▶ **The exercise**: Print out every line, exactly as written.

[A run of records]
============================================================
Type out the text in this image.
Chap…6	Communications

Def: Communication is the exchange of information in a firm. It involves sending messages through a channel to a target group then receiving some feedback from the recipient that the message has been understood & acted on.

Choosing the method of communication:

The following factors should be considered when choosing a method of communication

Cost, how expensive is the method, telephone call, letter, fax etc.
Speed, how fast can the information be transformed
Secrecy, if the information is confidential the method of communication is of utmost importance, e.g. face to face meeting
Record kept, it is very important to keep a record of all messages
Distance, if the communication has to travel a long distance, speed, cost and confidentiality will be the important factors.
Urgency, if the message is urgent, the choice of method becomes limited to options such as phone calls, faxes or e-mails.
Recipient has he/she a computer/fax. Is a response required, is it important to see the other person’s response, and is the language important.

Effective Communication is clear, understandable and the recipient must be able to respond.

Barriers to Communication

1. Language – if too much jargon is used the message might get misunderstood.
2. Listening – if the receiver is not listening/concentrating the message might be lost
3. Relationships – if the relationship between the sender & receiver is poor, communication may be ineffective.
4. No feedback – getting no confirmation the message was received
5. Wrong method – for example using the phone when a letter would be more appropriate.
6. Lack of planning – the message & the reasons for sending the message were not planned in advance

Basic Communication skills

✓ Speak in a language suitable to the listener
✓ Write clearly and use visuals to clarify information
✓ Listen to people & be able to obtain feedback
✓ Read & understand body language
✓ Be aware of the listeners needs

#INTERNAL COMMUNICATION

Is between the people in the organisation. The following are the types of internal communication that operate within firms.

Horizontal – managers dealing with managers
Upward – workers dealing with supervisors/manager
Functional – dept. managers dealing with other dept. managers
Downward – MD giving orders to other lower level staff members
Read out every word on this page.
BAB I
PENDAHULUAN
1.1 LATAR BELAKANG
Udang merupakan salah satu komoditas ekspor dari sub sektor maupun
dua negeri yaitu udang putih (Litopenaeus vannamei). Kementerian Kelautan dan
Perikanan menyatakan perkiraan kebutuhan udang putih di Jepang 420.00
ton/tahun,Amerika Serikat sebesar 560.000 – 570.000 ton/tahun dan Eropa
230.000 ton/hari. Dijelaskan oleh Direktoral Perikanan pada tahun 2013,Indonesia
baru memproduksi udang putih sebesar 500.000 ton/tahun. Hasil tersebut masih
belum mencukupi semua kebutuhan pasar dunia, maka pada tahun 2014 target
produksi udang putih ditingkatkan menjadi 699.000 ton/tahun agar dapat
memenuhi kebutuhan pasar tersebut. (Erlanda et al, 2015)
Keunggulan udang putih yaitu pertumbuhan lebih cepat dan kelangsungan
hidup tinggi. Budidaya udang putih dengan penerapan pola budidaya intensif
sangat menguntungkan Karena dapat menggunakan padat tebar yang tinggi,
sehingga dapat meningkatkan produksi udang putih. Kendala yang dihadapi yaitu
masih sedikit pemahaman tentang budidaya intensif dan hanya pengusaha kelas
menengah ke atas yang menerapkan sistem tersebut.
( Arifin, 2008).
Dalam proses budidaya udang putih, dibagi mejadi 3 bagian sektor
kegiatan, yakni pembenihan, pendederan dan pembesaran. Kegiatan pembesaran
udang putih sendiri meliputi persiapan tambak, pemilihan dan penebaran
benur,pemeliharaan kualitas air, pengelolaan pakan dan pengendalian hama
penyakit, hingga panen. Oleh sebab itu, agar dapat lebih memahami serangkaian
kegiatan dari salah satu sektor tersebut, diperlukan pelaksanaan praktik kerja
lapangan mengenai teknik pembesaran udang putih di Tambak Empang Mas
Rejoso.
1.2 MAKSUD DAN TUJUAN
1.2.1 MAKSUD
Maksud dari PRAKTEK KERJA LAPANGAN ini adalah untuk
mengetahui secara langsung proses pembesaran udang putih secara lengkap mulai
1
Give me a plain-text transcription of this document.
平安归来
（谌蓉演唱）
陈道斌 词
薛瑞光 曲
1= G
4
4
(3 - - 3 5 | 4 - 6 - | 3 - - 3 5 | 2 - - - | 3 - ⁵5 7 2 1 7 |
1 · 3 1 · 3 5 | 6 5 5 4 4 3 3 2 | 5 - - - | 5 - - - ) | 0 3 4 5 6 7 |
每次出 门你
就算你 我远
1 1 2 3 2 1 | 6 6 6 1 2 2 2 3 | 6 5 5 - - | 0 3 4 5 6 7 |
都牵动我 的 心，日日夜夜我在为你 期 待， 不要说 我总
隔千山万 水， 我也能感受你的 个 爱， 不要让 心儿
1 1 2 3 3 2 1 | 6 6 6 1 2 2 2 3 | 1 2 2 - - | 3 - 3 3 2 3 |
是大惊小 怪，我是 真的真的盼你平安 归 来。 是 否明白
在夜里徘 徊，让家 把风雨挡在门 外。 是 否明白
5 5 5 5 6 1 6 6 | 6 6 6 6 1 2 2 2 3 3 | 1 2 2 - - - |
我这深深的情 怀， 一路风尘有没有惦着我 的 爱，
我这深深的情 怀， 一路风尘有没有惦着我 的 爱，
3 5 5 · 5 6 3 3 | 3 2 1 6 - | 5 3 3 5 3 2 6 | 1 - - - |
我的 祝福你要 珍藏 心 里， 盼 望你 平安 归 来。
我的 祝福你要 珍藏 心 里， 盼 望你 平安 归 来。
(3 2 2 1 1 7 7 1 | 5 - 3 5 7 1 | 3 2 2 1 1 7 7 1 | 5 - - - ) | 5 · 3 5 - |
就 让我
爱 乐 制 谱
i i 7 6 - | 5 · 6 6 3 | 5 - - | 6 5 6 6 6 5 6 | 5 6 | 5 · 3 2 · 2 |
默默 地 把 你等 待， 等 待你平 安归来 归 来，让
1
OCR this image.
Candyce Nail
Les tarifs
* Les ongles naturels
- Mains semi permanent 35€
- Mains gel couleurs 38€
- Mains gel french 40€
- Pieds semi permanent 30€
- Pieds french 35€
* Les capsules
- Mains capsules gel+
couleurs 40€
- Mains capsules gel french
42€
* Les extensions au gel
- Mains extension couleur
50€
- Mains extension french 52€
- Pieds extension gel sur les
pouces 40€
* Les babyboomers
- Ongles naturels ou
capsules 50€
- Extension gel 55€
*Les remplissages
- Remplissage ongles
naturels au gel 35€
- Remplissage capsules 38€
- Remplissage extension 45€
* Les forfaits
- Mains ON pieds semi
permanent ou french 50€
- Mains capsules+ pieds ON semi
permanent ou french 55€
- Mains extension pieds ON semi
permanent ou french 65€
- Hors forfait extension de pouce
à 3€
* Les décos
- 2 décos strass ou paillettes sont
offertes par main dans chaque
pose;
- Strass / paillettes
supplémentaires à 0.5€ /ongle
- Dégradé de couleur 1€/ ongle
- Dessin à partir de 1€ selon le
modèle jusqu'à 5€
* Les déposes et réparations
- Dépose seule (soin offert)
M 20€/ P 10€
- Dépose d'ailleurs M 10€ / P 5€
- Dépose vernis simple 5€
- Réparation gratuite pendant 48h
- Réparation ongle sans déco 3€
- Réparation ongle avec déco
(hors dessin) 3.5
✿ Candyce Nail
============================================================
▶ **Exercise answer**:
Type out the text in this image.
Chap…6	Communications

Def: Communication is the exchange of information in a firm. It involves sending messages through a channel to a target group then receiving some feedback from the recipient that the message has been understood & acted on.

Choosing the method of communication:

The following factors should be considered when choosing a method of communication

Cost, how expensive is the method, telephone call, letter, fax etc.
Speed, how fast can the information be transformed
Secrecy, if the information is confidential the method of communication is of utmost importance, e.g. face to face meeting
Record kept, it is very important to keep a record of all messages
Distance, if the communication has to travel a long distance, speed, cost and confidentiality will be the important factors.
Urgency, if the message is urgent, the choice of method becomes limited to options such as phone calls, faxes or e-mails.
Recipient has he/she a computer/fax. Is a response required, is it important to see the other person’s response, and is the language important.

Effective Communication is clear, understandable and the recipient must be able to respond.

Barriers to Communication

1. Language – if too much jargon is used the message might get misunderstood.
2. Listening – if the receiver is not listening/concentrating the message might be lost
3. Relationships – if the relationship between the sender & receiver is poor, communication may be ineffective.
4. No feedback – getting no confirmation the message was received
5. Wrong method – for example using the phone when a letter would be more appropriate.
6. Lack of planning – the message & the reasons for sending the message were not planned in advance

Basic Communication skills

✓ Speak in a language suitable to the listener
✓ Write clearly and use visuals to clarify information
✓ Listen to people & be able to obtain feedback
✓ Read & understand body language
✓ Be aware of the listeners needs

#INTERNAL COMMUNICATION

Is between the people in the organisation. The following are the types of internal communication that operate within firms.

Horizontal – managers dealing with managers
Upward – workers dealing with supervisors/manager
Functional – dept. managers dealing with other dept. managers
Downward – MD giving orders to other lower level staff members
Read out every word on this page.
BAB I
PENDAHULUAN
1.1 LATAR BELAKANG
Udang merupakan salah satu komoditas ekspor dari sub sektor maupun
dua negeri yaitu udang putih (Litopenaeus vannamei). Kementerian Kelautan dan
Perikanan menyatakan perkiraan kebutuhan udang putih di Jepang 420.00
ton/tahun,Amerika Serikat sebesar 560.000 – 570.000 ton/tahun dan Eropa
230.000 ton/hari. Dijelaskan oleh Direktoral Perikanan pada tahun 2013,Indonesia
baru memproduksi udang putih sebesar 500.000 ton/tahun. Hasil tersebut masih
belum mencukupi semua kebutuhan pasar dunia, maka pada tahun 2014 target
produksi udang putih ditingkatkan menjadi 699.000 ton/tahun agar dapat
memenuhi kebutuhan pasar tersebut. (Erlanda et al, 2015)
Keunggulan udang putih yaitu pertumbuhan lebih cepat dan kelangsungan
hidup tinggi. Budidaya udang putih dengan penerapan pola budidaya intensif
sangat menguntungkan Karena dapat menggunakan padat tebar yang tinggi,
sehingga dapat meningkatkan produksi udang putih. Kendala yang dihadapi yaitu
masih sedikit pemahaman tentang budidaya intensif dan hanya pengusaha kelas
menengah ke atas yang menerapkan sistem tersebut.
( Arifin, 2008).
Dalam proses budidaya udang putih, dibagi mejadi 3 bagian sektor
kegiatan, yakni pembenihan, pendederan dan pembesaran. Kegiatan pembesaran
udang putih sendiri meliputi persiapan tambak, pemilihan dan penebaran
benur,pemeliharaan kualitas air, pengelolaan pakan dan pengendalian hama
penyakit, hingga panen. Oleh sebab itu, agar dapat lebih memahami serangkaian
kegiatan dari salah satu sektor tersebut, diperlukan pelaksanaan praktik kerja
lapangan mengenai teknik pembesaran udang putih di Tambak Empang Mas
Rejoso.
1.2 MAKSUD DAN TUJUAN
1.2.1 MAKSUD
Maksud dari PRAKTEK KERJA LAPANGAN ini adalah untuk
mengetahui secara langsung proses pembesaran udang putih secara lengkap mulai
1
Give me a plain-text transcription of this document.
平安归来
（谌蓉演唱）
陈道斌 词
薛瑞光 曲
1= G
4
4
(3 - - 3 5 | 4 - 6 - | 3 - - 3 5 | 2 - - - | 3 - ⁵5 7 2 1 7 |
1 · 3 1 · 3 5 | 6 5 5 4 4 3 3 2 | 5 - - - | 5 - - - ) | 0 3 4 5 6 7 |
每次出 门你
就算你 我远
1 1 2 3 2 1 | 6 6 6 1 2 2 2 3 | 6 5 5 - - | 0 3 4 5 6 7 |
都牵动我 的 心，日日夜夜我在为你 期 待， 不要说 我总
隔千山万 水， 我也能感受你的 个 爱， 不要让 心儿
1 1 2 3 3 2 1 | 6 6 6 1 2 2 2 3 | 1 2 2 - - | 3 - 3 3 2 3 |
是大惊小 怪，我是 真的真的盼你平安 归 来。 是 否明白
在夜里徘 徊，让家 把风雨挡在门 外。 是 否明白
5 5 5 5 6 1 6 6 | 6 6 6 6 1 2 2 2 3 3 | 1 2 2 - - - |
我这深深的情 怀， 一路风尘有没有惦着我 的 爱，
我这深深的情 怀， 一路风尘有没有惦着我 的 爱，
3 5 5 · 5 6 3 3 | 3 2 1 6 - | 5 3 3 5 3 2 6 | 1 - - - |
我的 祝福你要 珍藏 心 里， 盼 望你 平安 归 来。
我的 祝福你要 珍藏 心 里， 盼 望你 平安 归 来。
(3 2 2 1 1 7 7 1 | 5 - 3 5 7 1 | 3 2 2 1 1 7 7 1 | 5 - - - ) | 5 · 3 5 - |
就 让我
爱 乐 制 谱
i i 7 6 - | 5 · 6 6 3 | 5 - - | 6 5 6 6 6 5 6 | 5 6 | 5 · 3 2 · 2 |
默默 地 把 你等 待， 等 待你平 安归来 归 来，让
1
OCR this image.
Candyce Nail
Les tarifs
* Les ongles naturels
- Mains semi permanent 35€
- Mains gel couleurs 38€
- Mains gel french 40€
- Pieds semi permanent 30€
- Pieds french 35€
* Les capsules
- Mains capsules gel+
couleurs 40€
- Mains capsules gel french
42€
* Les extensions au gel
- Mains extension couleur
50€
- Mains extension french 52€
- Pieds extension gel sur les
pouces 40€
* Les babyboomers
- Ongles naturels ou
capsules 50€
- Extension gel 55€
*Les remplissages
- Remplissage ongles
naturels au gel 35€
- Remplissage capsules 38€
- Remplissage extension 45€
* Les forfaits
- Mains ON pieds semi
permanent ou french 50€
- Mains capsules+ pieds ON semi
permanent ou french 55€
- Mains extension pieds ON semi
permanent ou french 65€
- Hors forfait extension de pouce
à 3€
* Les décos
- 2 décos strass ou paillettes sont
offertes par main dans chaque
pose;
- Strass / paillettes
supplémentaires à 0.5€ /ongle
- Dégradé de couleur 1€/ ongle
- Dessin à partir de 1€ selon le
modèle jusqu'à 5€
* Les déposes et réparations
- Dépose seule (soin offert)
M 20€/ P 10€
- Dépose d'ailleurs M 10€ / P 5€
- Dépose vernis simple 5€
- Réparation gratuite pendant 48h
- Réparation ongle sans déco 3€
- Réparation ongle avec déco
(hors dessin) 3.5
✿ Candyce Nail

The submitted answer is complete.